_GIVEN DATA_

>> Start

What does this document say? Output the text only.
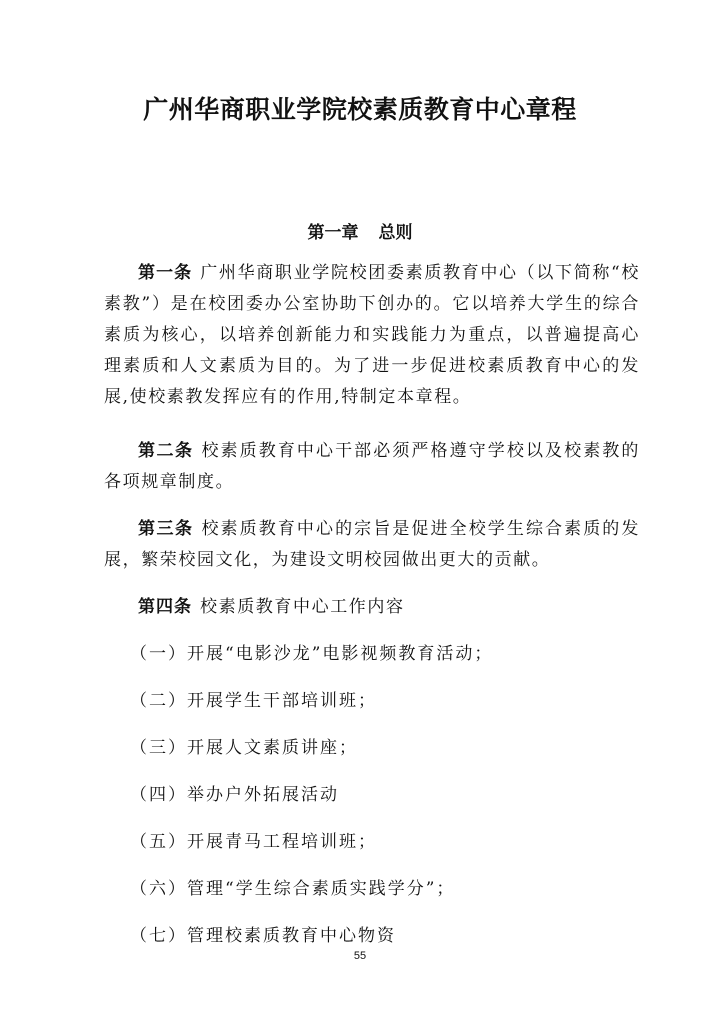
广州华商职业学院校素质教育中心章程
第一章 总则

第一条 广州华商职业学院校团委素质教育中心（以下简称“校素教”）是在校团委办公室协助下创办的。它以培养大学生的综合素质为核心，以培养创新能力和实践能力为重点，以普遍提高心理素质和人文素质为目的。为了进一步促进校素质教育中心的发展,使校素教发挥应有的作用,特制定本章程。

第二条 校素质教育中心干部必须严格遵守学校以及校素教的各项规章制度。

第三条 校素质教育中心的宗旨是促进全校学生综合素质的发展，繁荣校园文化，为建设文明校园做出更大的贡献。

第四条 校素质教育中心工作内容

（一）开展“电影沙龙”电影视频教育活动；
（二）开展学生干部培训班；
（三）开展人文素质讲座；
（四）举办户外拓展活动
（五）开展青马工程培训班；
（六）管理“学生综合素质实践学分”；
（七）管理校素质教育中心物资

55
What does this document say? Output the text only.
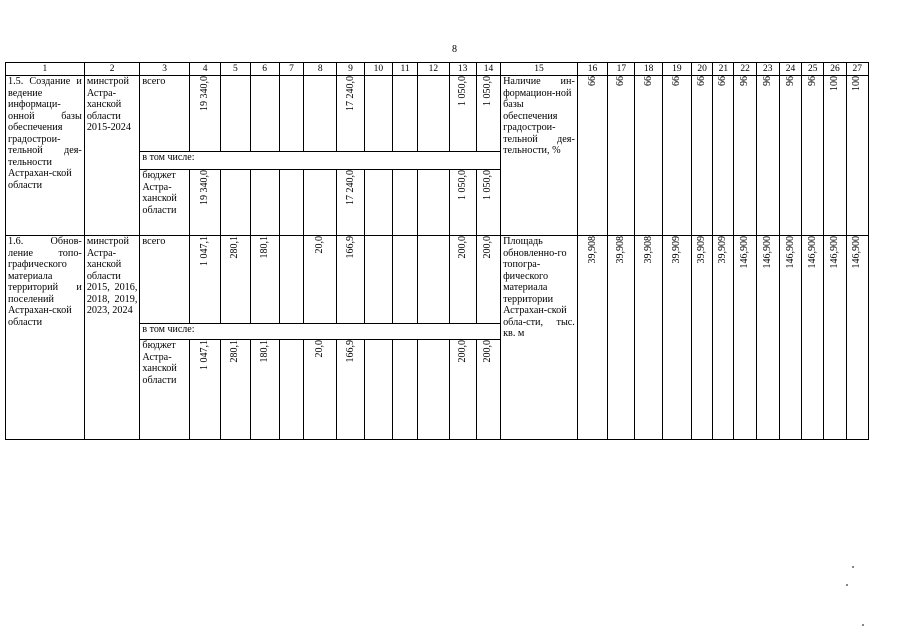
8
1	2	3	4	5	6	7	8	9	10	11	12	13	14	15	16	17	18	19	20	21	22	23	24	25	26	27
1.5. Создание и ведение информаци-онной базы обеспечения градострои-тельной дея-тельности Астрахан-ской области	минстрой Астра-ханской области 2015-2024	всего	19 340,0					17 240,0				1 050,0	1 050,0	Наличие ин-формацион-ной базы обеспечения градострои-тельной дея-тельности, %	66	66	66	66	66	66	96	96	96	96	100	100
		в том числе:																								
		бюджет Астра-ханской области	19 340,0					17 240,0				1 050,0	1 050,0													
1.6. Обнов-ление топо-графического материала территорий и поселений Астрахан-ской области	минстрой Астра-ханской области 2015, 2016, 2018, 2019, 2023, 2024	всего	1 047,1	280,1	180,1		20,0	166,9				200,0	200,0	Площадь обновленно-го топогра-фического материала территории Астрахан-ской обла-сти, тыс. кв. м	39,908	39,908	39,908	39,909	39,909	39,909	146,900	146,900	146,900	146,900	146,900	146,900
		в том числе:																								
		бюджет Астра-ханской области	1 047,1	280,1	180,1		20,0	166,9				200,0	200,0													
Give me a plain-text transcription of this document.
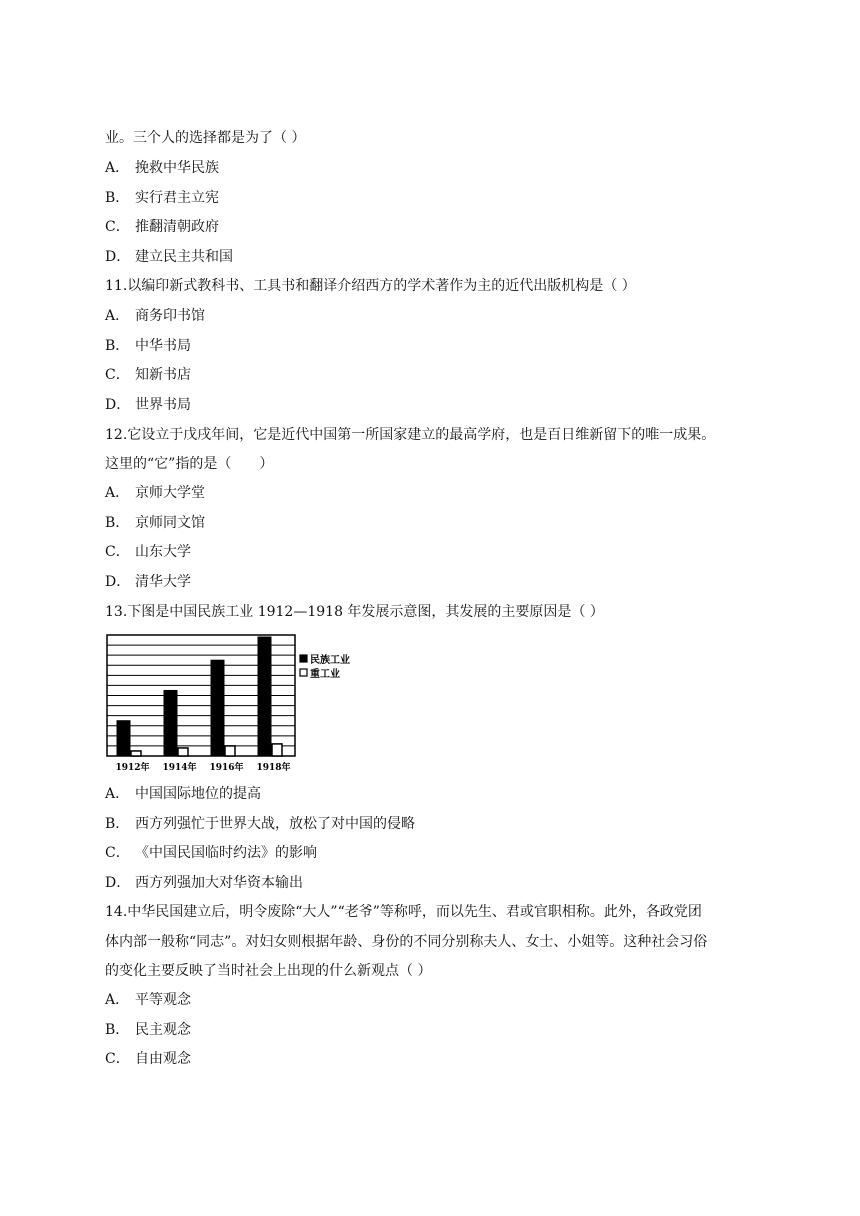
业。三个人的选择都是为了（ ）
A． 挽救中华民族
B． 实行君主立宪
C． 推翻清朝政府
D． 建立民主共和国
11.以编印新式教科书、工具书和翻译介绍西方的学术著作为主的近代出版机构是（ ）
A． 商务印书馆
B． 中华书局
C． 知新书店
D． 世界书局
12.它设立于戊戌年间，它是近代中国第一所国家建立的最高学府，也是百日维新留下的唯一成果。
这里的“它”指的是（　　）
A． 京师大学堂
B． 京师同文馆
C． 山东大学
D． 清华大学
13.下图是中国民族工业 1912—1918 年发展示意图，其发展的主要原因是（ ）
1912年 1914年 1916年 1918年
民族工业
重工业
A． 中国国际地位的提高
B． 西方列强忙于世界大战，放松了对中国的侵略
C． 《中国民国临时约法》的影响
D． 西方列强加大对华资本输出
14.中华民国建立后，明令废除“大人”“老爷”等称呼，而以先生、君或官职相称。此外，各政党团
体内部一般称“同志”。对妇女则根据年龄、身份的不同分别称夫人、女士、小姐等。这种社会习俗
的变化主要反映了当时社会上出现的什么新观点（ ）
A． 平等观念
B． 民主观念
C． 自由观念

>> End

_EXERCISE GOAL_
Each line that contains the string "минстрой" counts once; say how many there are and nothing else.

_EXERCISE RESULT_
2